- [Written task]
Quote the entries that follow exactly, leaving none out.

(Figure contents as structured data)
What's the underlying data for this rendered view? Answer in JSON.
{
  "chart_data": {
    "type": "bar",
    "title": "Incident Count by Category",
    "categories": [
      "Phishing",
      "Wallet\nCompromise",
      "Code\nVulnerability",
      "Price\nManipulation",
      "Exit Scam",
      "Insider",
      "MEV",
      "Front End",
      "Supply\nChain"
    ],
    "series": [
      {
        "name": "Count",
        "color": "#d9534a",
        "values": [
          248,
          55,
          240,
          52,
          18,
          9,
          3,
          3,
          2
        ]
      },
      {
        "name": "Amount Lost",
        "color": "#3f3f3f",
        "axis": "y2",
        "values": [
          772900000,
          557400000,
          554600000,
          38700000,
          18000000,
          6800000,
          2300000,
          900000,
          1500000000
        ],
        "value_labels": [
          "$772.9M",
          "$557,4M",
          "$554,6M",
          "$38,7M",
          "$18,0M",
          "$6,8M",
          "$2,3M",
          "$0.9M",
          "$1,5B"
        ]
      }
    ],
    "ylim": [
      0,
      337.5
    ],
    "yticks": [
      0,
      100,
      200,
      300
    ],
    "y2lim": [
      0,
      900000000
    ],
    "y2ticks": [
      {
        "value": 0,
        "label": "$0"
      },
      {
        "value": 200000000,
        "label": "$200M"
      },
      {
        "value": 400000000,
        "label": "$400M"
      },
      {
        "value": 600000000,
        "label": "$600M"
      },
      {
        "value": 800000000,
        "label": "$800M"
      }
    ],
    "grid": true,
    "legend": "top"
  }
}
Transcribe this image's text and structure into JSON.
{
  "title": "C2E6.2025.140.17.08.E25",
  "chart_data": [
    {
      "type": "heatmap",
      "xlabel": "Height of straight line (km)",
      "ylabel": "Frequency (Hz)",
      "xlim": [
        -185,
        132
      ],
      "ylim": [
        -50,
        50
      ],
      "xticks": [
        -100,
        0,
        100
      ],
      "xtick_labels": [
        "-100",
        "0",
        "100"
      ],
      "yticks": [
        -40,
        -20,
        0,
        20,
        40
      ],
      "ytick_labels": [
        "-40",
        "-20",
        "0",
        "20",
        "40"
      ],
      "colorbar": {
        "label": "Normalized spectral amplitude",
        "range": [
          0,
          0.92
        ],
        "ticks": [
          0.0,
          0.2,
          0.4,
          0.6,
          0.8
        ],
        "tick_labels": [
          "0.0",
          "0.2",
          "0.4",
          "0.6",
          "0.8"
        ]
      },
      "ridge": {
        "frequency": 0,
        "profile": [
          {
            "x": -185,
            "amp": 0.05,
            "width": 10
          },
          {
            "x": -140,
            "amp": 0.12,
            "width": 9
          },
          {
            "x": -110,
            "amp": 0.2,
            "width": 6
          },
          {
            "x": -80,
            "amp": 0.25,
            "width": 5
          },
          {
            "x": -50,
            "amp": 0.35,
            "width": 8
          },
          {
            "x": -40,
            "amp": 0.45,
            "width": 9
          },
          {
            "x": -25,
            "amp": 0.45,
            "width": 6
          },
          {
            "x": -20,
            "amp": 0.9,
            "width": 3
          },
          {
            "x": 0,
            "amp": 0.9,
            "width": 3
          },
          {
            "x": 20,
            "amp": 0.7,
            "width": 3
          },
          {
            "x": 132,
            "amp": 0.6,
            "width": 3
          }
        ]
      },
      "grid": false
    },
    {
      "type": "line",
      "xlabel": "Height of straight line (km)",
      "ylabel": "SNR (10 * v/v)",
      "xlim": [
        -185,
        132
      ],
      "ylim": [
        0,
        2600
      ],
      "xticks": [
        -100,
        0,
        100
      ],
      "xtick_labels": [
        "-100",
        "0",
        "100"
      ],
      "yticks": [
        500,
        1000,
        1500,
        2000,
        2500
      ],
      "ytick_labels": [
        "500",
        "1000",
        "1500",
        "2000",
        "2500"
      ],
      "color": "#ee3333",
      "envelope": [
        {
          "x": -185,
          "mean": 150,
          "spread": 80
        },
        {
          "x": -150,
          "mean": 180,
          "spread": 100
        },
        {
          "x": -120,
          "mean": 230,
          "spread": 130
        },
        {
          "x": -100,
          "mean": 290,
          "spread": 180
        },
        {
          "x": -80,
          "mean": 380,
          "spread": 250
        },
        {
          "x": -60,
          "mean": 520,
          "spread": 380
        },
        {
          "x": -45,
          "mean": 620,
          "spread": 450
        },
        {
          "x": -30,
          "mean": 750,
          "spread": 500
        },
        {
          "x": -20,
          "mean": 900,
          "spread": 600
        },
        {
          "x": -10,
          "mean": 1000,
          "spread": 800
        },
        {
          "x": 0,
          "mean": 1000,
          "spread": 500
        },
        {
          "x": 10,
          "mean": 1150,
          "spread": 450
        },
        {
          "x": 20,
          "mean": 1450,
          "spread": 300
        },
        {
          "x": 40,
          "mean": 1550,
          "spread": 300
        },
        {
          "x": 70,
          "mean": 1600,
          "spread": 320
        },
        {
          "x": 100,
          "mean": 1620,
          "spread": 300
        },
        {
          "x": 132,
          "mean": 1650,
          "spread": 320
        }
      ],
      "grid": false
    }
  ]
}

- [Output for this task]
What's the underlying data for this rendered view? Answer in JSON.
{
  "chart_data": {
    "type": "bar",
    "title": "Incident Count by Category",
    "categories": [
      "Phishing",
      "Wallet\nCompromise",
      "Code\nVulnerability",
      "Price\nManipulation",
      "Exit Scam",
      "Insider",
      "MEV",
      "Front End",
      "Supply\nChain"
    ],
    "series": [
      {
        "name": "Count",
        "color": "#d9534a",
        "values": [
          248,
          55,
          240,
          52,
          18,
          9,
          3,
          3,
          2
        ]
      },
      {
        "name": "Amount Lost",
        "color": "#3f3f3f",
        "axis": "y2",
        "values": [
          772900000,
          557400000,
          554600000,
          38700000,
          18000000,
          6800000,
          2300000,
          900000,
          1500000000
        ],
        "value_labels": [
          "$772.9M",
          "$557,4M",
          "$554,6M",
          "$38,7M",
          "$18,0M",
          "$6,8M",
          "$2,3M",
          "$0.9M",
          "$1,5B"
        ]
      }
    ],
    "ylim": [
      0,
      337.5
    ],
    "yticks": [
      0,
      100,
      200,
      300
    ],
    "y2lim": [
      0,
      900000000
    ],
    "y2ticks": [
      {
        "value": 0,
        "label": "$0"
      },
      {
        "value": 200000000,
        "label": "$200M"
      },
      {
        "value": 400000000,
        "label": "$400M"
      },
      {
        "value": 600000000,
        "label": "$600M"
      },
      {
        "value": 800000000,
        "label": "$800M"
      }
    ],
    "grid": true,
    "legend": "top"
  }
}
Transcribe this image's text and structure into JSON.
{
  "title": "C2E6.2025.140.17.08.E25",
  "chart_data": [
    {
      "type": "heatmap",
      "xlabel": "Height of straight line (km)",
      "ylabel": "Frequency (Hz)",
      "xlim": [
        -185,
        132
      ],
      "ylim": [
        -50,
        50
      ],
      "xticks": [
        -100,
        0,
        100
      ],
      "xtick_labels": [
        "-100",
        "0",
        "100"
      ],
      "yticks": [
        -40,
        -20,
        0,
        20,
        40
      ],
      "ytick_labels": [
        "-40",
        "-20",
        "0",
        "20",
        "40"
      ],
      "colorbar": {
        "label": "Normalized spectral amplitude",
        "range": [
          0,
          0.92
        ],
        "ticks": [
          0.0,
          0.2,
          0.4,
          0.6,
          0.8
        ],
        "tick_labels": [
          "0.0",
          "0.2",
          "0.4",
          "0.6",
          "0.8"
        ]
      },
      "ridge": {
        "frequency": 0,
        "profile": [
          {
            "x": -185,
            "amp": 0.05,
            "width": 10
          },
          {
            "x": -140,
            "amp": 0.12,
            "width": 9
          },
          {
            "x": -110,
            "amp": 0.2,
            "width": 6
          },
          {
            "x": -80,
            "amp": 0.25,
            "width": 5
          },
          {
            "x": -50,
            "amp": 0.35,
            "width": 8
          },
          {
            "x": -40,
            "amp": 0.45,
            "width": 9
          },
          {
            "x": -25,
            "amp": 0.45,
            "width": 6
          },
          {
            "x": -20,
            "amp": 0.9,
            "width": 3
          },
          {
            "x": 0,
            "amp": 0.9,
            "width": 3
          },
          {
            "x": 20,
            "amp": 0.7,
            "width": 3
          },
          {
            "x": 132,
            "amp": 0.6,
            "width": 3
          }
        ]
      },
      "grid": false
    },
    {
      "type": "line",
      "xlabel": "Height of straight line (km)",
      "ylabel": "SNR (10 * v/v)",
      "xlim": [
        -185,
        132
      ],
      "ylim": [
        0,
        2600
      ],
      "xticks": [
        -100,
        0,
        100
      ],
      "xtick_labels": [
        "-100",
        "0",
        "100"
      ],
      "yticks": [
        500,
        1000,
        1500,
        2000,
        2500
      ],
      "ytick_labels": [
        "500",
        "1000",
        "1500",
        "2000",
        "2500"
      ],
      "color": "#ee3333",
      "envelope": [
        {
          "x": -185,
          "mean": 150,
          "spread": 80
        },
        {
          "x": -150,
          "mean": 180,
          "spread": 100
        },
        {
          "x": -120,
          "mean": 230,
          "spread": 130
        },
        {
          "x": -100,
          "mean": 290,
          "spread": 180
        },
        {
          "x": -80,
          "mean": 380,
          "spread": 250
        },
        {
          "x": -60,
          "mean": 520,
          "spread": 380
        },
        {
          "x": -45,
          "mean": 620,
          "spread": 450
        },
        {
          "x": -30,
          "mean": 750,
          "spread": 500
        },
        {
          "x": -20,
          "mean": 900,
          "spread": 600
        },
        {
          "x": -10,
          "mean": 1000,
          "spread": 800
        },
        {
          "x": 0,
          "mean": 1000,
          "spread": 500
        },
        {
          "x": 10,
          "mean": 1150,
          "spread": 450
        },
        {
          "x": 20,
          "mean": 1450,
          "spread": 300
        },
        {
          "x": 40,
          "mean": 1550,
          "spread": 300
        },
        {
          "x": 70,
          "mean": 1600,
          "spread": 320
        },
        {
          "x": 100,
          "mean": 1620,
          "spread": 300
        },
        {
          "x": 132,
          "mean": 1650,
          "spread": 320
        }
      ],
      "grid": false
    }
  ]
}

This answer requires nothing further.